- [EXCERPTED RECORDS]:

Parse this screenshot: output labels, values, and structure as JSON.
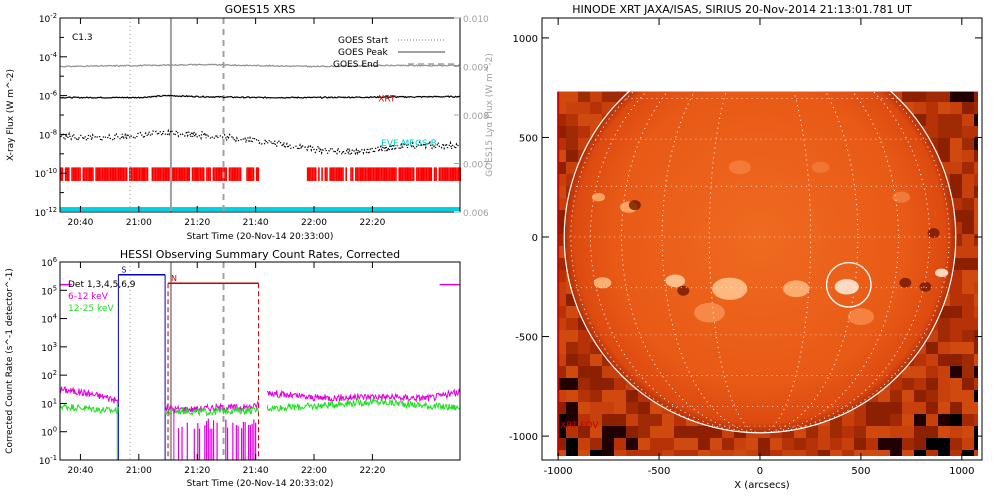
{
  "chart_data": [
    {
      "id": "goes",
      "type": "line",
      "title": "GOES15 XRS",
      "xlabel": "Start Time (20-Nov-14 20:33:00)",
      "ylabel": "X-ray Flux (W m^-2)",
      "y2label": "GOES15 Lyα Flux (W m^-2)",
      "xlim_min": [
        33,
        170
      ],
      "x_ticks": [
        {
          "min": 40,
          "label": "20:40"
        },
        {
          "min": 60,
          "label": "21:00"
        },
        {
          "min": 80,
          "label": "21:20"
        },
        {
          "min": 100,
          "label": "21:40"
        },
        {
          "min": 120,
          "label": "22:00"
        },
        {
          "min": 140,
          "label": "22:20"
        }
      ],
      "y_scale": "log",
      "ylim_exp": [
        -12,
        -2
      ],
      "y_tick_labels": [
        "10^-2",
        "10^-4",
        "10^-6",
        "10^-8",
        "10^-10",
        "10^-12"
      ],
      "y2lim": [
        0.006,
        0.01
      ],
      "y2_tick_labels": [
        "0.010",
        "0.009",
        "0.008",
        "0.007",
        "0.006"
      ],
      "flare_class": "C1.3",
      "legend": [
        {
          "label": "GOES Start",
          "style": "dotted",
          "color": "#a0a0a0"
        },
        {
          "label": "GOES Peak",
          "style": "solid",
          "color": "#a0a0a0"
        },
        {
          "label": "GOES End",
          "style": "dashed",
          "color": "#a0a0a0"
        }
      ],
      "markers_min": {
        "start": 57,
        "peak": 71,
        "end": 89
      },
      "series": [
        {
          "name": "",
          "color": "#909090",
          "log_value": -4.45,
          "x": [
            33,
            60,
            80,
            100,
            120,
            140,
            170
          ],
          "y": [
            -4.5,
            -4.45,
            -4.4,
            -4.45,
            -4.5,
            -4.45,
            -4.45
          ]
        },
        {
          "name": "",
          "color": "#000000",
          "log_value": -6.1,
          "x": [
            33,
            60,
            70,
            80,
            100,
            120,
            170
          ],
          "y": [
            -6.1,
            -6.1,
            -6.0,
            -6.05,
            -6.1,
            -6.1,
            -6.05
          ]
        },
        {
          "name": "",
          "color": "#000000",
          "style": "dotted",
          "x": [
            33,
            45,
            55,
            65,
            72,
            80,
            90,
            100,
            110,
            120,
            130,
            140,
            150,
            160,
            170
          ],
          "y": [
            -8.1,
            -8.2,
            -8.1,
            -8.0,
            -7.9,
            -8.0,
            -8.15,
            -8.3,
            -8.55,
            -8.75,
            -8.9,
            -8.85,
            -8.6,
            -8.55,
            -8.6
          ]
        }
      ],
      "labels": [
        {
          "text": "XRT",
          "color": "#cc0000",
          "min": 142,
          "log": -6.3
        },
        {
          "text": "EVE MEGS-B",
          "color": "#00d0d0",
          "min": 143,
          "log": -8.6
        }
      ],
      "xrt_bars": {
        "color": "#ff0000",
        "ranges_min": [
          [
            33,
            101
          ],
          [
            117,
            170
          ]
        ]
      },
      "eve_line": {
        "color": "#00d0e0",
        "log_value": -11.9
      }
    },
    {
      "id": "hessi",
      "type": "line",
      "title": "HESSI Observing Summary Count Rates, Corrected",
      "xlabel": "Start Time (20-Nov-14 20:33:02)",
      "ylabel": "Corrected Count Rate (s^-1 detector^-1)",
      "xlim_min": [
        33,
        170
      ],
      "x_ticks": [
        {
          "min": 40,
          "label": "20:40"
        },
        {
          "min": 60,
          "label": "21:00"
        },
        {
          "min": 80,
          "label": "21:20"
        },
        {
          "min": 100,
          "label": "21:40"
        },
        {
          "min": 120,
          "label": "22:00"
        },
        {
          "min": 140,
          "label": "22:20"
        }
      ],
      "y_scale": "log",
      "ylim_exp": [
        -1,
        6
      ],
      "y_tick_labels": [
        "10^6",
        "10^5",
        "10^4",
        "10^3",
        "10^2",
        "10^1",
        "10^0",
        "10^-1"
      ],
      "legend": [
        {
          "label": "Det 1,3,4,5,6,9",
          "color": "#000000"
        },
        {
          "label": "6-12 keV",
          "color": "#e000e0"
        },
        {
          "label": "12-25 keV",
          "color": "#20e020"
        }
      ],
      "states": [
        {
          "label": "S",
          "color": "#0000c0",
          "from_min": 53,
          "to_min": 69,
          "log": 5.55
        },
        {
          "label": "N",
          "color": "#cc0000",
          "from_min": 70,
          "to_min": 101,
          "log": 5.25
        }
      ],
      "markers_min": {
        "start": 57,
        "peak": 71,
        "end": 89
      },
      "gaps_min": [
        [
          53,
          69
        ],
        [
          101,
          104
        ]
      ],
      "series": [
        {
          "name": "6-12 keV",
          "color": "#e000e0",
          "x": [
            33,
            40,
            45,
            50,
            52,
            72,
            75,
            80,
            85,
            90,
            95,
            100,
            104,
            110,
            120,
            130,
            140,
            150,
            160,
            170
          ],
          "y": [
            1.5,
            1.4,
            1.3,
            1.2,
            1.1,
            0.8,
            0.8,
            0.8,
            0.85,
            0.85,
            0.85,
            0.9,
            1.4,
            1.3,
            1.2,
            1.2,
            1.25,
            1.2,
            1.2,
            1.4
          ]
        },
        {
          "name": "12-25 keV",
          "color": "#20e020",
          "x": [
            33,
            40,
            45,
            50,
            52,
            72,
            75,
            80,
            85,
            90,
            95,
            100,
            104,
            110,
            120,
            130,
            140,
            150,
            160,
            170
          ],
          "y": [
            0.9,
            0.85,
            0.8,
            0.75,
            0.75,
            0.7,
            0.75,
            0.7,
            0.7,
            0.75,
            0.75,
            0.75,
            0.85,
            0.85,
            0.9,
            1.0,
            1.05,
            1.0,
            0.9,
            0.85
          ]
        }
      ],
      "magenta_short": {
        "log": 5.2,
        "from_min": 33,
        "to_min": 37,
        "right_from_min": 163,
        "right_to_min": 170
      }
    },
    {
      "id": "xrt",
      "type": "heatmap",
      "title": "HINODE XRT JAXA/ISAS, SIRIUS 20-Nov-2014 21:13:01.781 UT",
      "xlabel": "X (arcsecs)",
      "xlim": [
        -1080,
        1100
      ],
      "ylim": [
        -1120,
        1100
      ],
      "x_ticks": [
        -1000,
        -500,
        0,
        500,
        1000
      ],
      "y_ticks": [
        -1000,
        -500,
        0,
        500,
        1000
      ],
      "x_tick_labels": [
        "-1000",
        "-500",
        "0",
        "500",
        "1000"
      ],
      "y_tick_labels": [
        "-1000",
        "-500",
        "0",
        "500",
        "1000"
      ],
      "fov_label": "XRT FOV",
      "fov_label_color": "#cc0000",
      "fov_x": [
        -1000,
        1080
      ],
      "fov_y": [
        -1100,
        730
      ],
      "sun_radius": 970,
      "flare_circle": {
        "x": 440,
        "y": -240,
        "r": 110
      }
    }
  ]
}
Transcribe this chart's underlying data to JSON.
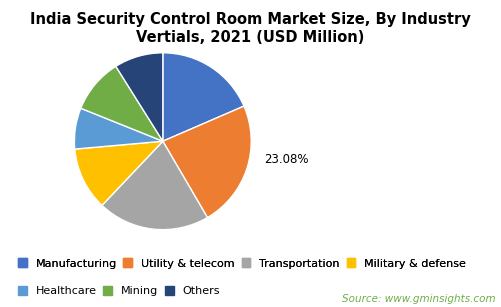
{
  "title": "India Security Control Room Market Size, By Industry\nVertials, 2021 (USD Million)",
  "slices": [
    {
      "label": "Manufacturing",
      "value": 18.5,
      "color": "#4472C4"
    },
    {
      "label": "Utility & telecom",
      "value": 23.08,
      "color": "#ED7D31"
    },
    {
      "label": "Transportation",
      "value": 20.5,
      "color": "#A5A5A5"
    },
    {
      "label": "Military & defense",
      "value": 11.5,
      "color": "#FFC000"
    },
    {
      "label": "Healthcare",
      "value": 7.5,
      "color": "#5B9BD5"
    },
    {
      "label": "Mining",
      "value": 10.0,
      "color": "#70AD47"
    },
    {
      "label": "Others",
      "value": 8.92,
      "color": "#264478"
    }
  ],
  "annotation_label": "23.08%",
  "annotation_slice_index": 1,
  "source_text": "Source: www.gminsights.com",
  "background_color": "#FFFFFF",
  "title_fontsize": 10.5,
  "legend_fontsize": 8,
  "source_fontsize": 7.5,
  "source_color": "#70AD47"
}
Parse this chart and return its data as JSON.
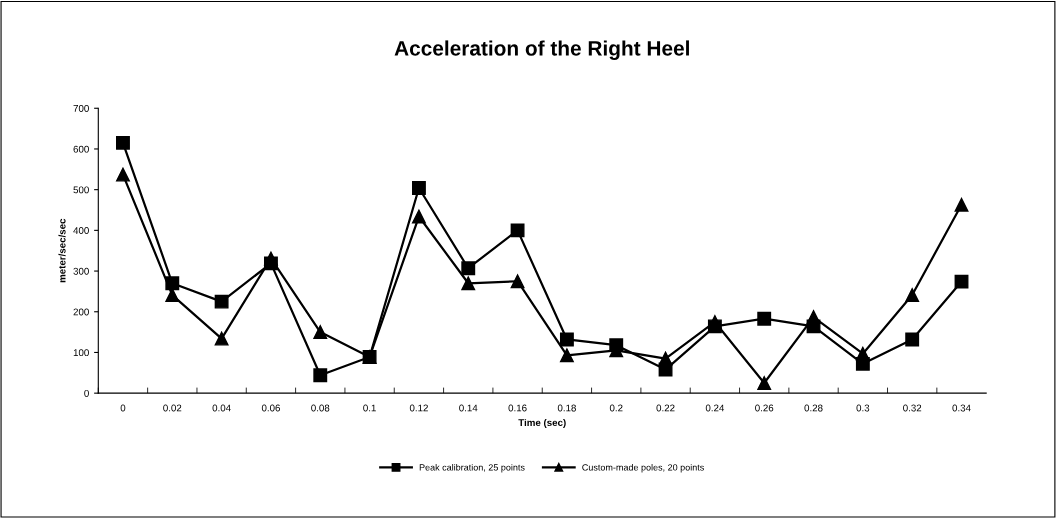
{
  "chart_data": {
    "type": "line",
    "title": "Acceleration of the Right Heel",
    "xlabel": "Time (sec)",
    "ylabel": "meter/sec/sec",
    "categories": [
      "0",
      "0.02",
      "0.04",
      "0.06",
      "0.08",
      "0.1",
      "0.12",
      "0.14",
      "0.16",
      "0.18",
      "0.2",
      "0.22",
      "0.24",
      "0.26",
      "0.28",
      "0.3",
      "0.32",
      "0.34"
    ],
    "series": [
      {
        "name": "Peak calibration, 25 points",
        "color": "#000000",
        "marker": "square",
        "values": [
          615,
          270,
          225,
          319,
          44,
          89,
          504,
          307,
          400,
          132,
          118,
          58,
          164,
          183,
          164,
          72,
          132,
          274
        ]
      },
      {
        "name": "Custom-made poles, 20 points",
        "color": "#000000",
        "marker": "triangle",
        "values": [
          537,
          241,
          134,
          331,
          150,
          89,
          434,
          270,
          275,
          93,
          105,
          85,
          175,
          25,
          187,
          97,
          241,
          463
        ]
      }
    ],
    "ylim": [
      0,
      700
    ],
    "yticks": [
      0,
      100,
      200,
      300,
      400,
      500,
      600,
      700
    ],
    "grid": false,
    "legend": "bottom",
    "line_style": "solid"
  }
}
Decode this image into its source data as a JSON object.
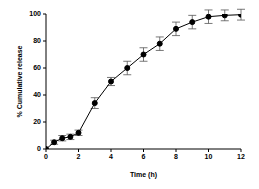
{
  "chart_data": {
    "type": "line",
    "x_label": "Time (h)",
    "y_label": "% Cumulative release",
    "x": [
      0,
      0.5,
      1,
      1.5,
      2,
      3,
      4,
      5,
      6,
      7,
      8,
      9,
      10,
      11,
      12
    ],
    "series": [
      {
        "name": "release",
        "color": "#000000",
        "marker": "circle",
        "values": [
          0,
          5,
          8,
          9,
          12,
          34,
          50,
          60,
          70,
          78,
          89,
          94,
          98,
          99,
          99.5
        ],
        "errors": [
          0,
          1.5,
          2,
          2,
          2,
          4,
          3,
          5,
          5,
          5,
          5,
          5,
          5,
          4,
          4
        ]
      }
    ],
    "xlim": [
      0,
      12
    ],
    "xticks": [
      0,
      2,
      4,
      6,
      8,
      10,
      12
    ],
    "ylim": [
      0,
      100
    ],
    "yticks": [
      0,
      20,
      40,
      60,
      80,
      100
    ],
    "grid": false
  }
}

- [WHAT TO PRODUCE]: Extract each line holding the word "Time" from the records.

- [TASK OUTPUT]:
      "xlabel": "Start Time (20-Nov-14 20:33:00)",
      "xlabel": "Start Time (20-Nov-14 20:33:02)",
    "xlabel": "Time (sec)",
    "x_label": "Time (h)",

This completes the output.